■ PROBLEM DESCRIPTION ■
Gather the lines below that include the string "JSON", copying each in full.
══════
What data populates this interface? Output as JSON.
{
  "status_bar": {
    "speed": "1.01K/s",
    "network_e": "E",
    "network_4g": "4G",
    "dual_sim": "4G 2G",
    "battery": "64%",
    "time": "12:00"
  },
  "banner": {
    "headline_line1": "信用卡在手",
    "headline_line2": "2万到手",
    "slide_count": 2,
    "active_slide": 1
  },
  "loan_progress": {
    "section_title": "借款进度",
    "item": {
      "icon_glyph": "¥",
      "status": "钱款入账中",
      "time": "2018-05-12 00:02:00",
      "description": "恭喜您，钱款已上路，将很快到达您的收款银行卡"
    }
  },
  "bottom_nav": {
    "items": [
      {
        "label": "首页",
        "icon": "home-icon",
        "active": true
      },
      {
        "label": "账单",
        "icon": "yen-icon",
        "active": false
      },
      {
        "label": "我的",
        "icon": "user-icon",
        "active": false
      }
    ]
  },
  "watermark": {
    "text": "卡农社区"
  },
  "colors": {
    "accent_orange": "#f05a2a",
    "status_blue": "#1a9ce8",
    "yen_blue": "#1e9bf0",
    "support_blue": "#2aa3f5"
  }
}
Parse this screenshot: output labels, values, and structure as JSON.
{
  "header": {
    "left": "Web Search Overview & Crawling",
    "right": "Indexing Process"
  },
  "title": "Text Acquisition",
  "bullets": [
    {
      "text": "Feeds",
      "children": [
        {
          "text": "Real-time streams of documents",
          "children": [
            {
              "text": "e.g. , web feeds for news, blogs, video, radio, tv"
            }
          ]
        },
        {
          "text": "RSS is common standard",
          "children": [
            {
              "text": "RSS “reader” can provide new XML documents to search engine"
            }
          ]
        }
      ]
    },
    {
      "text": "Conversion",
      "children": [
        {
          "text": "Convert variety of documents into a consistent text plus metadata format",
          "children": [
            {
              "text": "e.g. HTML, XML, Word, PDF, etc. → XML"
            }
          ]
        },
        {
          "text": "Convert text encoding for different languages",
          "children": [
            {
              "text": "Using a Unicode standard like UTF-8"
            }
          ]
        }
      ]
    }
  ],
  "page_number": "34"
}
══════
■ FINAL ANSWER ■
What data populates this interface? Output as JSON.
Parse this screenshot: output labels, values, and structure as JSON.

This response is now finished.